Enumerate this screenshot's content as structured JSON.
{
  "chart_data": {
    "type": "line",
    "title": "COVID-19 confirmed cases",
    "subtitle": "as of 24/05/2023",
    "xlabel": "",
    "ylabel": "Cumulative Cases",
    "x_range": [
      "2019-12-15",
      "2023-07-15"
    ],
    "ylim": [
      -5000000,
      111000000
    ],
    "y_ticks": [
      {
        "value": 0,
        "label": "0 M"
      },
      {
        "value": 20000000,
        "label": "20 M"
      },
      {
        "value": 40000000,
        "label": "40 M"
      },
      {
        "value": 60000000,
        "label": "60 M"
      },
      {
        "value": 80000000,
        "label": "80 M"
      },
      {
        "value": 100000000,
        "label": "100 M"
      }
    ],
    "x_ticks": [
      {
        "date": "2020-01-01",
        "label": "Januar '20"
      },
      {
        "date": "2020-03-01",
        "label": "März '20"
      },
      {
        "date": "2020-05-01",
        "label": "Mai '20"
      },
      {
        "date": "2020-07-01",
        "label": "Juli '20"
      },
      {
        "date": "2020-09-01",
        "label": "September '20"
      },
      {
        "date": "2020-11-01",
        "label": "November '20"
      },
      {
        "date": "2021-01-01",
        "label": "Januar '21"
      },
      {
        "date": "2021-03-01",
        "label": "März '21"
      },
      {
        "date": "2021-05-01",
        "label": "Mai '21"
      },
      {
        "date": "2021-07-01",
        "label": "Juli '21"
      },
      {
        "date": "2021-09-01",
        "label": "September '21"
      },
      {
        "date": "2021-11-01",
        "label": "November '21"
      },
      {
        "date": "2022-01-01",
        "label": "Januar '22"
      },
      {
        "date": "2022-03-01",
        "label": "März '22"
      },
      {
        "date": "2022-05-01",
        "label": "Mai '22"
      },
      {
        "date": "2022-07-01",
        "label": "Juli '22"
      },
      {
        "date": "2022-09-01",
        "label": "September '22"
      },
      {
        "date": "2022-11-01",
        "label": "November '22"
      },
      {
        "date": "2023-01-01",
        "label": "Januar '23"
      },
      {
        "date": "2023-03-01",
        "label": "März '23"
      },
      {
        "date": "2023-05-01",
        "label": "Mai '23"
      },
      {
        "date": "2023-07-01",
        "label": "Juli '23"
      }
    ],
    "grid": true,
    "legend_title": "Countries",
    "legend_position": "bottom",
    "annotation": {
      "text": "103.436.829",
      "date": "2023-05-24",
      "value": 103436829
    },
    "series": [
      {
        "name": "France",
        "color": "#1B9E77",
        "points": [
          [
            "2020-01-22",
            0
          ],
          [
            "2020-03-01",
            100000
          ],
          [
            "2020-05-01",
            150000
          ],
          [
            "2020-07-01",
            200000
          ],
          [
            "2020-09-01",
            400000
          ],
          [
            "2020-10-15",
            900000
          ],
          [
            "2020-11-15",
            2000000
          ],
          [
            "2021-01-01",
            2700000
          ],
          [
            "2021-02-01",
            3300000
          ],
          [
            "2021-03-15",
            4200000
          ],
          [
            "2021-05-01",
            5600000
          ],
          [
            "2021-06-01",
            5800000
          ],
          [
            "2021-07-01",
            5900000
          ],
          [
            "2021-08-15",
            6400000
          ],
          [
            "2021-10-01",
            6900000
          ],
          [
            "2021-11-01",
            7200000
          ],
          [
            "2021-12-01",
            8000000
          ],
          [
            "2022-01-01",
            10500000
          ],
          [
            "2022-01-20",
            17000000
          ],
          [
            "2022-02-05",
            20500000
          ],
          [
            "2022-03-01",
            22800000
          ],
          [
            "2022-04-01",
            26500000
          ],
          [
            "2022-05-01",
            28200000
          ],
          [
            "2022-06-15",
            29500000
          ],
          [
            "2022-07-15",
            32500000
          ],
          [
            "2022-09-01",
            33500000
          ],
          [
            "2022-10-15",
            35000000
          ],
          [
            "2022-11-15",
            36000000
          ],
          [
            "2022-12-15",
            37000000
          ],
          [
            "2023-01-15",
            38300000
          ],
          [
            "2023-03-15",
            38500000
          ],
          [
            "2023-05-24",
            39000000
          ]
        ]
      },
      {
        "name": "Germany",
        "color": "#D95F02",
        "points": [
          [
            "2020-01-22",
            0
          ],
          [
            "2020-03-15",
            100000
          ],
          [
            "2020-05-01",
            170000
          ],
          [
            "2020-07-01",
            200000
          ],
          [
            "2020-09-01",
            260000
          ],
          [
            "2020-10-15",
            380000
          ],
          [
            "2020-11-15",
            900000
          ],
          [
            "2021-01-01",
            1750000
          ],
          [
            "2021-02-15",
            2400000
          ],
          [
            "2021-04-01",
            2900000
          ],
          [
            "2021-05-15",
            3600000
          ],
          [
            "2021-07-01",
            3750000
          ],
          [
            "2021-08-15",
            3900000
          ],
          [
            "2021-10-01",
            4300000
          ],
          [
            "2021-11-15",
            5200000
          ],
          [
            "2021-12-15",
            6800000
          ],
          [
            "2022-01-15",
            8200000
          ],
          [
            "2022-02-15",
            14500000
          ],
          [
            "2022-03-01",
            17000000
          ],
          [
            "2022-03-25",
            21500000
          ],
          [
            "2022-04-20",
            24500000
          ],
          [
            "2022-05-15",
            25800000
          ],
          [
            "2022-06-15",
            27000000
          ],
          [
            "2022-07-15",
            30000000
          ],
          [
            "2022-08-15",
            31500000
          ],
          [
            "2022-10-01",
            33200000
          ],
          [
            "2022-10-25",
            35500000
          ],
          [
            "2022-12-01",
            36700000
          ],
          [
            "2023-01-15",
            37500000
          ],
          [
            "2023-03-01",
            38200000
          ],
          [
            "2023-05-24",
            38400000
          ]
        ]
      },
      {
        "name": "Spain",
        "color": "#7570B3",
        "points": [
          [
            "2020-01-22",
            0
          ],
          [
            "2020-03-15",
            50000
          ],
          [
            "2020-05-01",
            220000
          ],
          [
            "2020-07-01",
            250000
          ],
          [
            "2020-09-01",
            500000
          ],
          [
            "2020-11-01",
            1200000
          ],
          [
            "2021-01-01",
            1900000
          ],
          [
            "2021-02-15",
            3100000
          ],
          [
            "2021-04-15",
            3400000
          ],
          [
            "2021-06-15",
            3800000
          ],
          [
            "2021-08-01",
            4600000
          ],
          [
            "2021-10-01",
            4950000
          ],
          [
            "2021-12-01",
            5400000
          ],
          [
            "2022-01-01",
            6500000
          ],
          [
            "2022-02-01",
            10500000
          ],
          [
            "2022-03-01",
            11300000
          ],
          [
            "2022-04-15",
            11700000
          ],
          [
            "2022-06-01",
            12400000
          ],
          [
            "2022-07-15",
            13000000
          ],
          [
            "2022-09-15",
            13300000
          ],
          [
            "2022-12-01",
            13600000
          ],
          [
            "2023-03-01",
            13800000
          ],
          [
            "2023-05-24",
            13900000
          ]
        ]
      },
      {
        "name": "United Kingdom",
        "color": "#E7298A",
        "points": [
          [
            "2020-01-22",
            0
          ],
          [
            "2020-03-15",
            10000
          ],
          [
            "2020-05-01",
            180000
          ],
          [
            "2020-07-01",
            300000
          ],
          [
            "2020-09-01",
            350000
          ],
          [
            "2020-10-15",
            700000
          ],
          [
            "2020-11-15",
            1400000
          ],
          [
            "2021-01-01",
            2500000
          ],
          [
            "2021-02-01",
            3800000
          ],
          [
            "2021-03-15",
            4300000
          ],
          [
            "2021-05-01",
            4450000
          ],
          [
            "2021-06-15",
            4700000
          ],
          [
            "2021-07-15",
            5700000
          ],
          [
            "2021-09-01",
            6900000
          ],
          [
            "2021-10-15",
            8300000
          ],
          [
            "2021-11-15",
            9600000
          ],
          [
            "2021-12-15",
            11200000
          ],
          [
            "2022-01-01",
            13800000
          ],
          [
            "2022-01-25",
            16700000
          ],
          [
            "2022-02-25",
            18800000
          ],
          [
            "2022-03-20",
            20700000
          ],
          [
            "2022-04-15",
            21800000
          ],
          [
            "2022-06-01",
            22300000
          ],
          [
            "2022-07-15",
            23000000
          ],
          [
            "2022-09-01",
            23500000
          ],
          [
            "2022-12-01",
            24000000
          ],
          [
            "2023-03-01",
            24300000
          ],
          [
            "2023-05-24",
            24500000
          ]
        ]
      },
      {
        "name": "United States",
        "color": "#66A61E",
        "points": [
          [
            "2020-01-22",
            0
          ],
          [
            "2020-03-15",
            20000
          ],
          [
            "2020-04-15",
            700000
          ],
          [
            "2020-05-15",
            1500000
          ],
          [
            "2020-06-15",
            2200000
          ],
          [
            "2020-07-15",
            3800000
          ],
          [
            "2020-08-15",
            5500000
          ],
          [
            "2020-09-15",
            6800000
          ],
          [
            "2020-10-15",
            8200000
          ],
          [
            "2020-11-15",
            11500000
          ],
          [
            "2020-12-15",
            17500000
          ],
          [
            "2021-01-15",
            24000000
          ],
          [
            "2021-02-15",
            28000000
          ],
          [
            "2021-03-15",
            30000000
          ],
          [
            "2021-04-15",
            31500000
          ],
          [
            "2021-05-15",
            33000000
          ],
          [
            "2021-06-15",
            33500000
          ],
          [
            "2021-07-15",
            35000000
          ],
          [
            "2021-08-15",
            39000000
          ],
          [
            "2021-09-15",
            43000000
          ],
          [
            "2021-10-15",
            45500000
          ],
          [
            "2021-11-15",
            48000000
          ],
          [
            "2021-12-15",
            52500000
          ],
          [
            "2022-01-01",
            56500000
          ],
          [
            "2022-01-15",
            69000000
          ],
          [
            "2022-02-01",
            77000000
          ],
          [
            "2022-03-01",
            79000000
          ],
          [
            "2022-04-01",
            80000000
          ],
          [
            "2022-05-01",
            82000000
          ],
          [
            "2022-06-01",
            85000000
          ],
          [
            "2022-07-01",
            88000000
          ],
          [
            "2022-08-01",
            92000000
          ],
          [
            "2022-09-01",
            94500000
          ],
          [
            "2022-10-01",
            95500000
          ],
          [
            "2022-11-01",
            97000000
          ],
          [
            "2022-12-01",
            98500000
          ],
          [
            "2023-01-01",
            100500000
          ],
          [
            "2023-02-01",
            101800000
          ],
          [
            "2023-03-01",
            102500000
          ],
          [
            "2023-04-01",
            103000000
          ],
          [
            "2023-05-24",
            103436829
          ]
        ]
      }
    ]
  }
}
═══
**Instruction**
Scan the data above and copy every line with "United" in it.

**Solution below**
        "name": "United Kingdom",
        "name": "United States",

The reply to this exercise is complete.